Without omitting anything, retype the data that follows.

---------- MATERIAL PROVIDED ----------

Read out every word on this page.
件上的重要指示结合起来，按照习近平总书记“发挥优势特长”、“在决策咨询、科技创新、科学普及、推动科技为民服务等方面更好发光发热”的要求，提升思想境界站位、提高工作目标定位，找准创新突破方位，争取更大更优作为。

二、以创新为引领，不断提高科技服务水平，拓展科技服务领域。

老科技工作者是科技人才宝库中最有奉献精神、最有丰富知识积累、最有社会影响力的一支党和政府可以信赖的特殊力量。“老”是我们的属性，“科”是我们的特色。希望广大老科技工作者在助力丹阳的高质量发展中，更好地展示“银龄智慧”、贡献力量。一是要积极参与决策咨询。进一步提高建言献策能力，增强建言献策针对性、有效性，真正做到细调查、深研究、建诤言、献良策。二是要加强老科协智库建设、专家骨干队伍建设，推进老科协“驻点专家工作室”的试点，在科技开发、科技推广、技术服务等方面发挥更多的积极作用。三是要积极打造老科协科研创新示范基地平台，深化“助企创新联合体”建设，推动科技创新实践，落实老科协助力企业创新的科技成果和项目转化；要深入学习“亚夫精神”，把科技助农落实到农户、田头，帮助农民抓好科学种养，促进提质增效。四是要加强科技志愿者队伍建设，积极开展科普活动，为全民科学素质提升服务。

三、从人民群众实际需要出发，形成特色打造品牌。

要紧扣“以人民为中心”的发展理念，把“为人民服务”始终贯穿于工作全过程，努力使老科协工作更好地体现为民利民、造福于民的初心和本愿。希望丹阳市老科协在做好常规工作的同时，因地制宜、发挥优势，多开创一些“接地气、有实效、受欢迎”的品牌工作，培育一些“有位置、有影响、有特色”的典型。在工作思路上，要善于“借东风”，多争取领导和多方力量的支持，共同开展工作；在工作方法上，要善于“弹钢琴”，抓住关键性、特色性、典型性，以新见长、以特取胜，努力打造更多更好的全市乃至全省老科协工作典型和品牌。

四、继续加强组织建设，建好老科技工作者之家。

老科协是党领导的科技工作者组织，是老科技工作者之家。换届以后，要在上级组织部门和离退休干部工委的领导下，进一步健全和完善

----------

- **IN RESPONSE**
Read out every word on this page.
件上的重要指示结合起来，按照习近平总书记“发挥优势特长”、“在决策咨询、科技创新、科学普及、推动科技为民服务等方面更好发光发热”的要求，提升思想境界站位、提高工作目标定位，找准创新突破方位，争取更大更优作为。

二、以创新为引领，不断提高科技服务水平，拓展科技服务领域。

老科技工作者是科技人才宝库中最有奉献精神、最有丰富知识积累、最有社会影响力的一支党和政府可以信赖的特殊力量。“老”是我们的属性，“科”是我们的特色。希望广大老科技工作者在助力丹阳的高质量发展中，更好地展示“银龄智慧”、贡献力量。一是要积极参与决策咨询。进一步提高建言献策能力，增强建言献策针对性、有效性，真正做到细调查、深研究、建诤言、献良策。二是要加强老科协智库建设、专家骨干队伍建设，推进老科协“驻点专家工作室”的试点，在科技开发、科技推广、技术服务等方面发挥更多的积极作用。三是要积极打造老科协科研创新示范基地平台，深化“助企创新联合体”建设，推动科技创新实践，落实老科协助力企业创新的科技成果和项目转化；要深入学习“亚夫精神”，把科技助农落实到农户、田头，帮助农民抓好科学种养，促进提质增效。四是要加强科技志愿者队伍建设，积极开展科普活动，为全民科学素质提升服务。

三、从人民群众实际需要出发，形成特色打造品牌。

要紧扣“以人民为中心”的发展理念，把“为人民服务”始终贯穿于工作全过程，努力使老科协工作更好地体现为民利民、造福于民的初心和本愿。希望丹阳市老科协在做好常规工作的同时，因地制宜、发挥优势，多开创一些“接地气、有实效、受欢迎”的品牌工作，培育一些“有位置、有影响、有特色”的典型。在工作思路上，要善于“借东风”，多争取领导和多方力量的支持，共同开展工作；在工作方法上，要善于“弹钢琴”，抓住关键性、特色性、典型性，以新见长、以特取胜，努力打造更多更好的全市乃至全省老科协工作典型和品牌。

四、继续加强组织建设，建好老科技工作者之家。

老科协是党领导的科技工作者组织，是老科技工作者之家。换届以后，要在上级组织部门和离退休干部工委的领导下，进一步健全和完善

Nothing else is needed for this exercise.